◆ **THE EXERCISE**
Extract all lines containing "подготовки".

----------------

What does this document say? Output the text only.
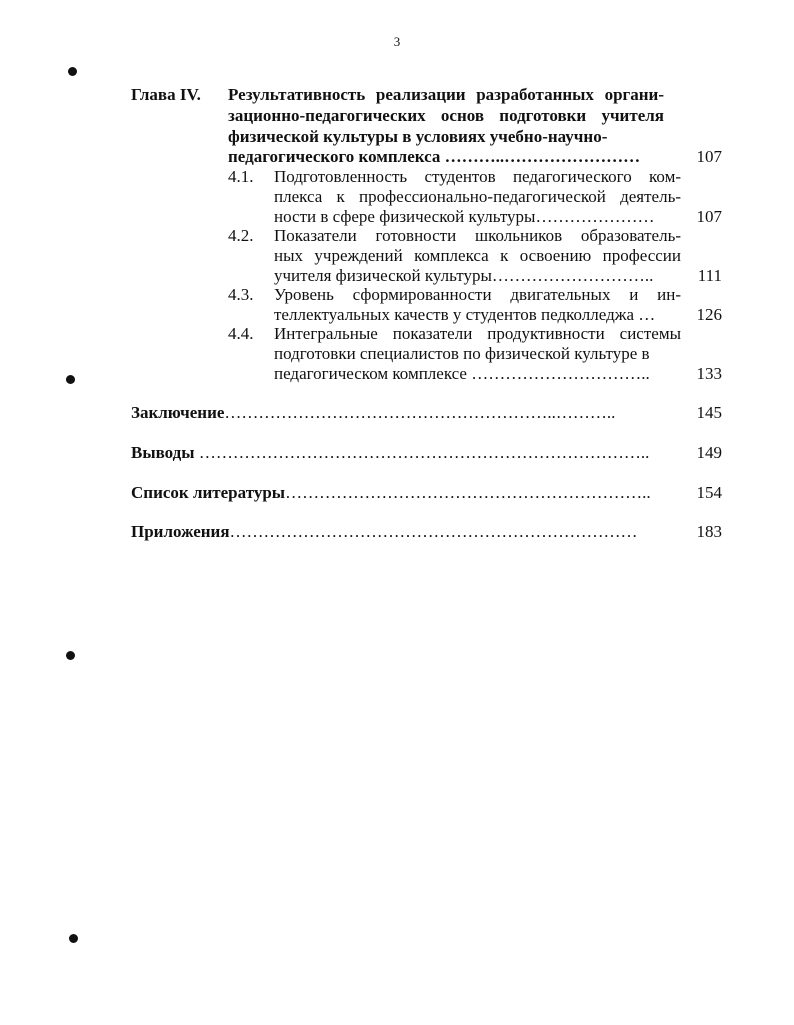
3
Глава IV. Результативность реализации разработанных органи-
зационно-педагогических основ подготовки учителя
физической культуры в условиях учебно-научно-
педагогического комплекса ………..……………………	107
4.1. Подготовленность студентов педагогического ком-
плекса к профессионально-педагогической деятель-
ности в сфере физической культуры…………………	107
4.2. Показатели готовности школьников образователь-
ных учреждений комплекса к освоению профессии
учителя физической культуры………………………..	111
4.3. Уровень сформированности двигательных и ин-
теллектуальных качеств у студентов педколледжа …	126
4.4. Интегральные показатели продуктивности системы
подготовки специалистов по физической культуре в
педагогическом комплексе …………………………..	133
Заключение…………………………………………………..………..	145
Выводы ……………………………………………………………………..	149
Список литературы………………………………………………………..	154
Приложения………………………………………………………………	183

----------------

◆ **FINISHED ANSWER**
зационно-педагогических основ подготовки учителя
подготовки специалистов по физической культуре в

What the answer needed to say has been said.